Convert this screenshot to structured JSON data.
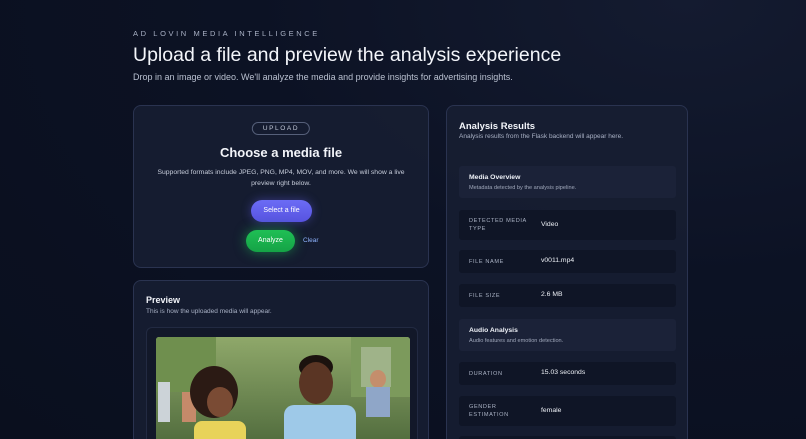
{
  "header": {
    "eyebrow": "AD LOVIN MEDIA INTELLIGENCE",
    "title": "Upload a file and preview the analysis experience",
    "subtitle": "Drop in an image or video. We'll analyze the media and provide insights for advertising insights."
  },
  "upload": {
    "pill": "UPLOAD",
    "title": "Choose a media file",
    "formats": "Supported formats include JPEG, PNG, MP4, MOV, and more. We will show a live preview right below.",
    "select_label": "Select a file",
    "analyze_label": "Analyze",
    "clear_label": "Clear"
  },
  "preview": {
    "title": "Preview",
    "subtitle": "This is how the uploaded media will appear."
  },
  "results": {
    "title": "Analysis Results",
    "subtitle": "Analysis results from the Flask backend will appear here.",
    "media_overview": {
      "title": "Media Overview",
      "subtitle": "Metadata detected by the analysis pipeline."
    },
    "detected_type": {
      "label": "DETECTED MEDIA TYPE",
      "value": "Video"
    },
    "file_name": {
      "label": "FILE NAME",
      "value": "v0011.mp4"
    },
    "file_size": {
      "label": "FILE SIZE",
      "value": "2.6 MB"
    },
    "audio": {
      "title": "Audio Analysis",
      "subtitle": "Audio features and emotion detection."
    },
    "duration": {
      "label": "DURATION",
      "value": "15.03 seconds"
    },
    "gender": {
      "label": "GENDER ESTIMATION",
      "value": "female"
    }
  },
  "colors": {
    "accent_purple": "#5d5ae6",
    "accent_green": "#1fbf55",
    "background": "#0c1224"
  }
}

▶ [Problem statement]
Using the material above, return every line exactly as it appears, minus the pictures.

▶ [Correct answer]
Convert this screenshot to structured JSON data.
{
  "header": {
    "eyebrow": "AD LOVIN MEDIA INTELLIGENCE",
    "title": "Upload a file and preview the analysis experience",
    "subtitle": "Drop in an image or video. We'll analyze the media and provide insights for advertising insights."
  },
  "upload": {
    "pill": "UPLOAD",
    "title": "Choose a media file",
    "formats": "Supported formats include JPEG, PNG, MP4, MOV, and more. We will show a live preview right below.",
    "select_label": "Select a file",
    "analyze_label": "Analyze",
    "clear_label": "Clear"
  },
  "preview": {
    "title": "Preview",
    "subtitle": "This is how the uploaded media will appear."
  },
  "results": {
    "title": "Analysis Results",
    "subtitle": "Analysis results from the Flask backend will appear here.",
    "media_overview": {
      "title": "Media Overview",
      "subtitle": "Metadata detected by the analysis pipeline."
    },
    "detected_type": {
      "label": "DETECTED MEDIA TYPE",
      "value": "Video"
    },
    "file_name": {
      "label": "FILE NAME",
      "value": "v0011.mp4"
    },
    "file_size": {
      "label": "FILE SIZE",
      "value": "2.6 MB"
    },
    "audio": {
      "title": "Audio Analysis",
      "subtitle": "Audio features and emotion detection."
    },
    "duration": {
      "label": "DURATION",
      "value": "15.03 seconds"
    },
    "gender": {
      "label": "GENDER ESTIMATION",
      "value": "female"
    }
  },
  "colors": {
    "accent_purple": "#5d5ae6",
    "accent_green": "#1fbf55",
    "background": "#0c1224"
  }
}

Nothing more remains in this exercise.